• **What you are asked to do**: Pick out every line of the material below that contains the string "wednesday", and copy each one. Case matters, so only lines where the letters match in case count.

• **Dataset records**:
■ ■ ■ ■

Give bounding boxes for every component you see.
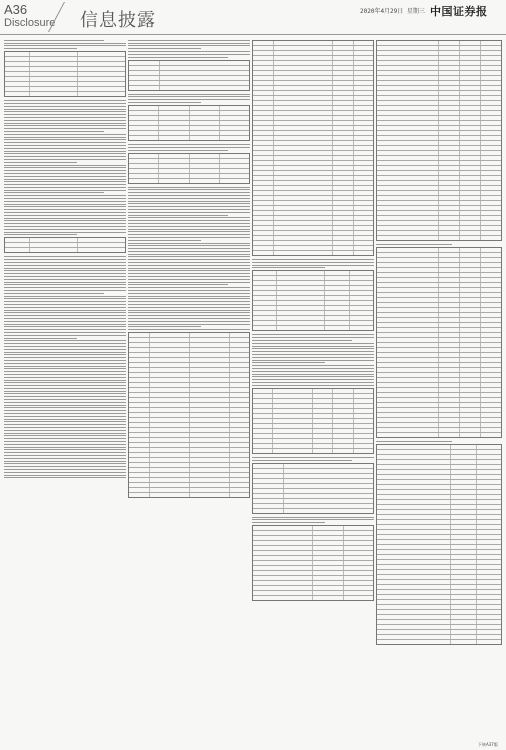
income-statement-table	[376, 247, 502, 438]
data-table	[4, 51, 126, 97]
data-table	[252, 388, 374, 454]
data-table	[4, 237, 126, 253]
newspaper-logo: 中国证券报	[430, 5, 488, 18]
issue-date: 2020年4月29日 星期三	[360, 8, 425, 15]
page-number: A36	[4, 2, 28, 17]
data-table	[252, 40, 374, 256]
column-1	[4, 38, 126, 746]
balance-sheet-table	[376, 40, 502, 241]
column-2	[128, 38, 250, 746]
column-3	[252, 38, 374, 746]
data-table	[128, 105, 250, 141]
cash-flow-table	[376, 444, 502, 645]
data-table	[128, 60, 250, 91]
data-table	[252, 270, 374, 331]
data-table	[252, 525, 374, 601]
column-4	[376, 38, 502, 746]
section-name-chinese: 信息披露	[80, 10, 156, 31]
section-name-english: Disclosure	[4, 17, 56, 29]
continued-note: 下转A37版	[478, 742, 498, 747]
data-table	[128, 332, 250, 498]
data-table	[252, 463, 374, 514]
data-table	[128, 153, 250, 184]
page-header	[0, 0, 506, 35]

■ ■ ■ ■

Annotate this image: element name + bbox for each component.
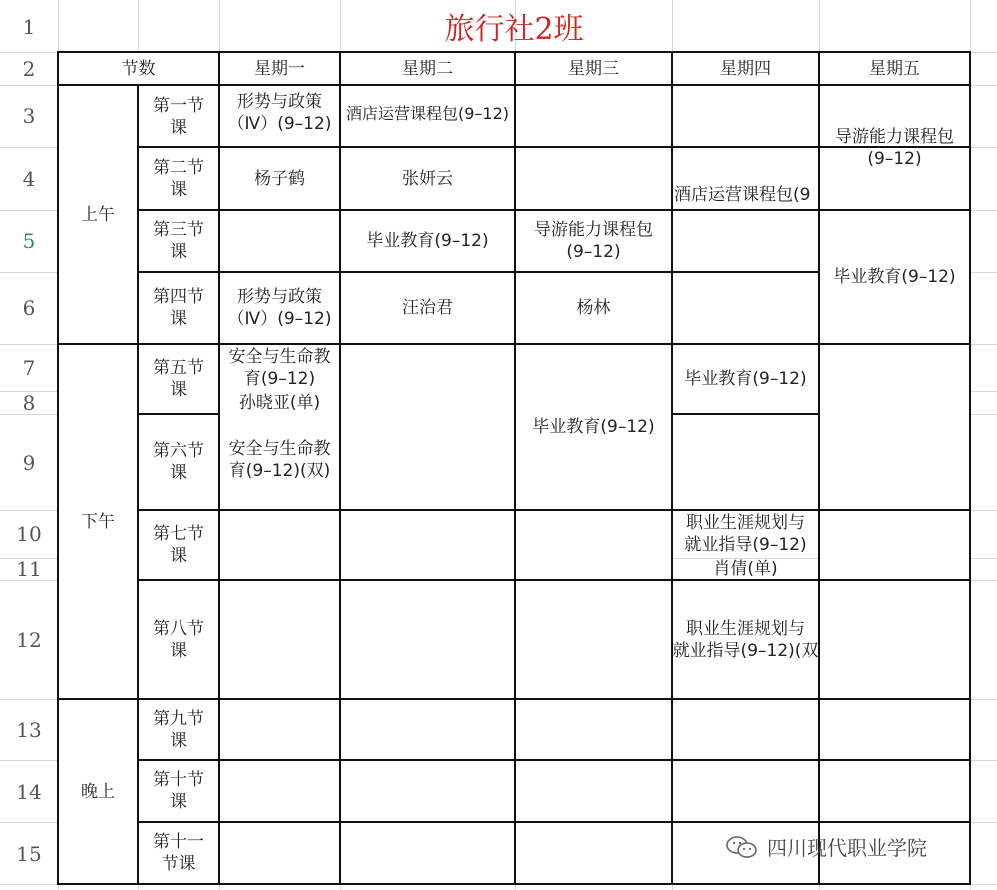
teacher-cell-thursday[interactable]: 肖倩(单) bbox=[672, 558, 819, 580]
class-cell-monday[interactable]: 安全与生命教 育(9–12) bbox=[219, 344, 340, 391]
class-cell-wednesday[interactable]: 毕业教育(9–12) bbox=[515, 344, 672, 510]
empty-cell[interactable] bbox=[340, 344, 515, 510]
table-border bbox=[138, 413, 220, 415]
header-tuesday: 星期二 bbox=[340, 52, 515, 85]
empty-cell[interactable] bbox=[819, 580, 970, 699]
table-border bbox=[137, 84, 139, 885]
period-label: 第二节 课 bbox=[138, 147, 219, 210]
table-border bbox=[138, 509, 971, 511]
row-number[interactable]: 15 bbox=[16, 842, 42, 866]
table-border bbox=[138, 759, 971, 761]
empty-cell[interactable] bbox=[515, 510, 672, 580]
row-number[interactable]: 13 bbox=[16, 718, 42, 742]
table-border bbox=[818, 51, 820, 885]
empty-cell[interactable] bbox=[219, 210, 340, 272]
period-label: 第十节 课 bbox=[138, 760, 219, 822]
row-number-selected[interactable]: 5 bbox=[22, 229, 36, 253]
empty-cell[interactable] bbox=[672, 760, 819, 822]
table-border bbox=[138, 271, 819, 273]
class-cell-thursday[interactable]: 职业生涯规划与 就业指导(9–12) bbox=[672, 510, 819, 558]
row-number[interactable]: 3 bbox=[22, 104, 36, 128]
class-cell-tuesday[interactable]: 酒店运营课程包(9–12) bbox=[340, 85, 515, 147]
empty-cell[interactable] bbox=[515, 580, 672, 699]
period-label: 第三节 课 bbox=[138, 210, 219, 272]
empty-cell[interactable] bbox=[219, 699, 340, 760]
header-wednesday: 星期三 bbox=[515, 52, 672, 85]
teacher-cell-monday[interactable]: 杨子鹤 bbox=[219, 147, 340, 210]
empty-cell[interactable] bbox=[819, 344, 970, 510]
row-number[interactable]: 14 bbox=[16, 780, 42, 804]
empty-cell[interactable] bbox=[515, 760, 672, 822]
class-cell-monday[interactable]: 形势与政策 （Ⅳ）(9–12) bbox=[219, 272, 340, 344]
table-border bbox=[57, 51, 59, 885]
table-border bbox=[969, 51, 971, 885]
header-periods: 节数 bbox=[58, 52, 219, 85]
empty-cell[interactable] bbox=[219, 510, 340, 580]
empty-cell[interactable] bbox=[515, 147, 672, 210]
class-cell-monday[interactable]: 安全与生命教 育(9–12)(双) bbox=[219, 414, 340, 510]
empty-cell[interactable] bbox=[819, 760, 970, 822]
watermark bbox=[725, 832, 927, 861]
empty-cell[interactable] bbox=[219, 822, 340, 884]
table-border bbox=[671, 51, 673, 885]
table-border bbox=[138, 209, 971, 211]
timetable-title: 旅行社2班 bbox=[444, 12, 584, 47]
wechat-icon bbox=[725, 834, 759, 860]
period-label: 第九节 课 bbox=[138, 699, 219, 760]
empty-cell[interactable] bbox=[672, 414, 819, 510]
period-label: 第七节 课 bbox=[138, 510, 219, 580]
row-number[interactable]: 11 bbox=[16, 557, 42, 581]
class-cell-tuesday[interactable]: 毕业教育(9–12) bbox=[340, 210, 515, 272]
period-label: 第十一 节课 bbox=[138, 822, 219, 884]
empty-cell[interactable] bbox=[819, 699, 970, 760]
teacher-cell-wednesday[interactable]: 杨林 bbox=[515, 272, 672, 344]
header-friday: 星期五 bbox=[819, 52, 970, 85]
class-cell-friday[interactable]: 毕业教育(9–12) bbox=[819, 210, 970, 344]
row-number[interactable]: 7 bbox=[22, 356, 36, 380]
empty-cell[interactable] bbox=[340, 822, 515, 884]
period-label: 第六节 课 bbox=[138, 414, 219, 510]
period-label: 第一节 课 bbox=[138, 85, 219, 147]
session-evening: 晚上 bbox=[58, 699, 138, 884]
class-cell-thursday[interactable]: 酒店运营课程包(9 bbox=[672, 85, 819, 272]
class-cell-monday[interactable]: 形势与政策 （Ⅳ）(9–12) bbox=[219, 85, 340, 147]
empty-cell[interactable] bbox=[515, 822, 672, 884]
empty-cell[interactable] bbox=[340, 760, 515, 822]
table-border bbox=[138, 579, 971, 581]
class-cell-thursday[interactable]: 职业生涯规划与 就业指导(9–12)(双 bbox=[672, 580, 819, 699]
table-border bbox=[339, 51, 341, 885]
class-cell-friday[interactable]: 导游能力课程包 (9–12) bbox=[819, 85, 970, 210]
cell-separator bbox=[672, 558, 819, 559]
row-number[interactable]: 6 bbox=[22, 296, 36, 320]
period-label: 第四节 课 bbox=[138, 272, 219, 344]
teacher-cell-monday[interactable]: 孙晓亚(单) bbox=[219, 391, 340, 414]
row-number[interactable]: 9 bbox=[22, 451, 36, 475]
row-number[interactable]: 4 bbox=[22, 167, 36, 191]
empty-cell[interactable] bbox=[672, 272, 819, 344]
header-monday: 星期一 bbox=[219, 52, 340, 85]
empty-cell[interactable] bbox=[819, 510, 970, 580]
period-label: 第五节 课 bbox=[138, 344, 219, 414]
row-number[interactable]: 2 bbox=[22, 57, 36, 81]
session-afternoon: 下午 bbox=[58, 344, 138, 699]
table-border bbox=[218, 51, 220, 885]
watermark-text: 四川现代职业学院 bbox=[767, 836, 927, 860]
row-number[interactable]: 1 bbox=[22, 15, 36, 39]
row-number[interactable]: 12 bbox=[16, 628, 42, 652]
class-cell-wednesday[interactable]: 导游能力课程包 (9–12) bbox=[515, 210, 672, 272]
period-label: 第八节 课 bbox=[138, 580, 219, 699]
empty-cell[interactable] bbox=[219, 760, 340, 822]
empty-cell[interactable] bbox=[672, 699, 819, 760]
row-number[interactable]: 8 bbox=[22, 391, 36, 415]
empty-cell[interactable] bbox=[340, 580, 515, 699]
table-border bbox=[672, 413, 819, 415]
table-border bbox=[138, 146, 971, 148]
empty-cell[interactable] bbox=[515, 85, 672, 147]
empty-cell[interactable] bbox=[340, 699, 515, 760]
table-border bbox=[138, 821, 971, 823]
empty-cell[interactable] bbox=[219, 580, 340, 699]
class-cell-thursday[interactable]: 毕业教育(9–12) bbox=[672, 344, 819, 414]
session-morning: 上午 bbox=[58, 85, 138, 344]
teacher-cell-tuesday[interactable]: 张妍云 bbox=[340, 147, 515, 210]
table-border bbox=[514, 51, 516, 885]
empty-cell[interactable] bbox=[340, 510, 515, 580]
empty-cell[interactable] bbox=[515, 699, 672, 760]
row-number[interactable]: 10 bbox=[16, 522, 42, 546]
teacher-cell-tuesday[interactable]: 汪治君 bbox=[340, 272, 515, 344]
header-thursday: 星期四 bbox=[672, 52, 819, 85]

■ ■ ■ ■

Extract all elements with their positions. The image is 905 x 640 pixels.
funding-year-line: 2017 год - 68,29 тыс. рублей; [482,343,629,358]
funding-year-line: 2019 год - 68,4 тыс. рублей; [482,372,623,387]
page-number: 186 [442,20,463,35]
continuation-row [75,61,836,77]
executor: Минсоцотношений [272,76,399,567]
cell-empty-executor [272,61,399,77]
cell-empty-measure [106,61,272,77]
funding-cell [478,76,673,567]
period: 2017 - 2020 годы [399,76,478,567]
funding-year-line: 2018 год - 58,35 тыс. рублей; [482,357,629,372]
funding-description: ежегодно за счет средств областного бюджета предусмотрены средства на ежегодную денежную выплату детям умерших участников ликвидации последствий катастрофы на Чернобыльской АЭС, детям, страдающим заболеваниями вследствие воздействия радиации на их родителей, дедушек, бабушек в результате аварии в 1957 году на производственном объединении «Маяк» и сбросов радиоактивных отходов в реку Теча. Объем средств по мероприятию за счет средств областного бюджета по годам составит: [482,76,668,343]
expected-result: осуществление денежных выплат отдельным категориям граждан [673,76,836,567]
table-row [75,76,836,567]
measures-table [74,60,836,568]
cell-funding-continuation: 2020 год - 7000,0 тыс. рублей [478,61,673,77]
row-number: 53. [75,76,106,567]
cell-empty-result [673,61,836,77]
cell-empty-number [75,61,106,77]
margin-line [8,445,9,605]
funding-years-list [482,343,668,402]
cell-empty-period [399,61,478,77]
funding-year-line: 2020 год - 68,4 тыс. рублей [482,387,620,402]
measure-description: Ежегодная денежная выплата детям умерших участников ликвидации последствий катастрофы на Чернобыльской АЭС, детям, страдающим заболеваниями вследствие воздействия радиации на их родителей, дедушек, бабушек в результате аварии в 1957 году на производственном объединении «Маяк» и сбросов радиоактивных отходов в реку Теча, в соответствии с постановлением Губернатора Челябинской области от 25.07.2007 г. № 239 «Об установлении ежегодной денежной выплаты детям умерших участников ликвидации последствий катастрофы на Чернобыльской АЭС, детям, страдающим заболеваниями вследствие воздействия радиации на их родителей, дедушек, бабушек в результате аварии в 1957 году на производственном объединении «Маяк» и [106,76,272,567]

■ ■ ■ ■

• **Solution for this exercise**:
class-cell-wednesday[interactable]: 毕业教育(9–12) bbox=[515, 344, 672, 510]
header-wednesday: 星期三 bbox=[515, 52, 672, 85]
teacher-cell-wednesday[interactable]: 杨林 bbox=[515, 272, 672, 344]
class-cell-wednesday[interactable]: 导游能力课程包 (9–12) bbox=[515, 210, 672, 272]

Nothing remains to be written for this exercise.